* Description of the task:
Locate the string "JSON" throughout the material and copy every line in which it occurs.

* Stored rows:

▼

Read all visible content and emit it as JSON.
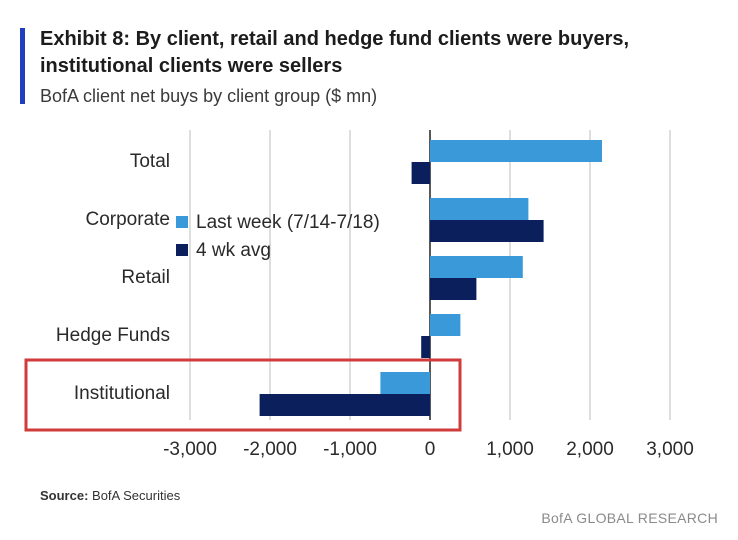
{
  "header": {
    "title": "Exhibit 8: By client, retail and hedge fund clients were buyers, institutional clients were sellers",
    "subtitle": "BofA client net buys by client group ($ mn)"
  },
  "footer": {
    "source_label": "Source:",
    "source_value": "BofA Securities",
    "brand": "BofA GLOBAL RESEARCH"
  },
  "highlight": {
    "category": "Institutional",
    "color": "#d23b3b"
  },
  "chart_data": {
    "type": "bar",
    "orientation": "horizontal",
    "categories": [
      "Total",
      "Corporate",
      "Retail",
      "Hedge Funds",
      "Institutional"
    ],
    "series": [
      {
        "name": "Last week (7/14-7/18)",
        "color": "#3a9ad9",
        "values": [
          2150,
          1230,
          1160,
          380,
          -620
        ]
      },
      {
        "name": "4 wk avg",
        "color": "#0b1f5c",
        "values": [
          -230,
          1420,
          580,
          -110,
          -2130
        ]
      }
    ],
    "xlim": [
      -3000,
      3000
    ],
    "xticks": [
      -3000,
      -2000,
      -1000,
      0,
      1000,
      2000,
      3000
    ],
    "xtick_labels": [
      "-3,000",
      "-2,000",
      "-1,000",
      "0",
      "1,000",
      "2,000",
      "3,000"
    ],
    "grid": true,
    "legend_position": "center-left"
  }
}
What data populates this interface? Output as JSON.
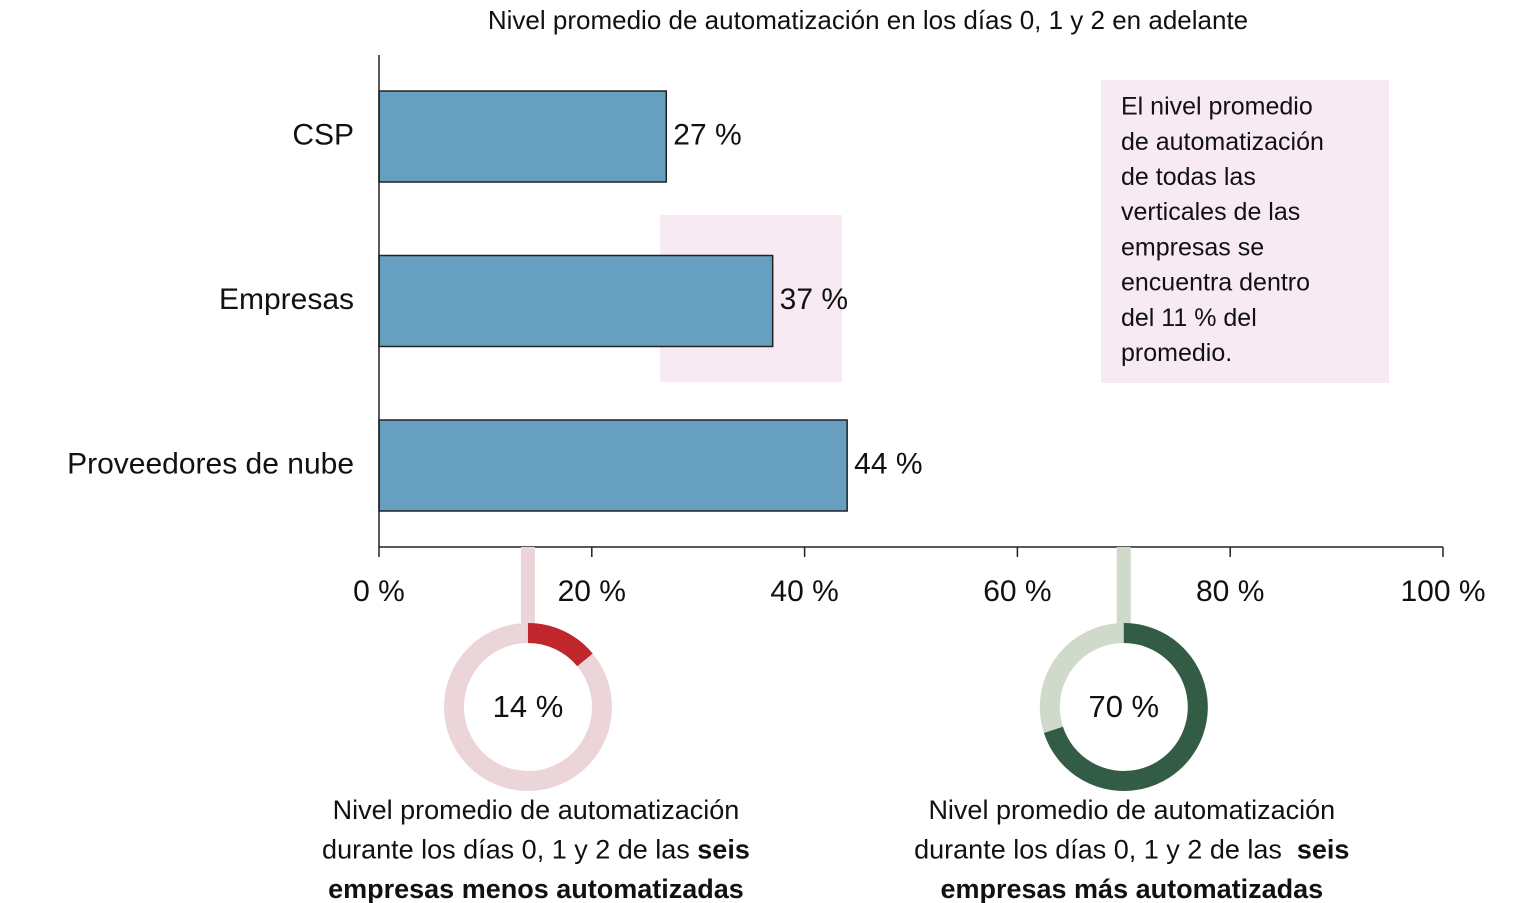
{
  "chart_data": [
    {
      "type": "bar",
      "orientation": "horizontal",
      "title": "Nivel promedio de automatización en los días 0, 1 y 2 en adelante",
      "categories": [
        "CSP",
        "Empresas",
        "Proveedores de nube"
      ],
      "values": [
        27,
        37,
        44
      ],
      "value_labels": [
        "27 %",
        "37 %",
        "44 %"
      ],
      "color": "#679fc0",
      "xlim": [
        0,
        100
      ],
      "xticks": [
        {
          "value": 0,
          "label": "0 %"
        },
        {
          "value": 20,
          "label": "20 %"
        },
        {
          "value": 40,
          "label": "40 %"
        },
        {
          "value": 60,
          "label": "60 %"
        },
        {
          "value": 80,
          "label": "80 %"
        },
        {
          "value": 100,
          "label": "100 %"
        }
      ],
      "annotation_lines": [
        "El nivel promedio",
        "de automatización",
        "de todas las",
        "verticales de las",
        "empresas se",
        "encuentra dentro",
        "del 11 % del",
        "promedio."
      ]
    },
    {
      "type": "donut",
      "value": 14,
      "value_label": "14 %",
      "color": "#c0272d",
      "track_color": "#ecd5d8",
      "caption_lines": [
        [
          {
            "text": "Nivel promedio de automatización",
            "bold": false
          }
        ],
        [
          {
            "text": "durante los días 0, 1 y 2 de las ",
            "bold": false
          },
          {
            "text": "seis",
            "bold": true
          }
        ],
        [
          {
            "text": "empresas menos automatizadas",
            "bold": true
          }
        ]
      ]
    },
    {
      "type": "donut",
      "value": 70,
      "value_label": "70 %",
      "color": "#335c47",
      "track_color": "#cfdacb",
      "caption_lines": [
        [
          {
            "text": "Nivel promedio de automatización",
            "bold": false
          }
        ],
        [
          {
            "text": "durante los días 0, 1 y 2 de las  ",
            "bold": false
          },
          {
            "text": "seis",
            "bold": true
          }
        ],
        [
          {
            "text": "empresas más automatizadas",
            "bold": true
          }
        ]
      ]
    }
  ]
}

▲

* Task solution:
Read all visible content and emit it as JSON.
What data populates this interface? Output as JSON.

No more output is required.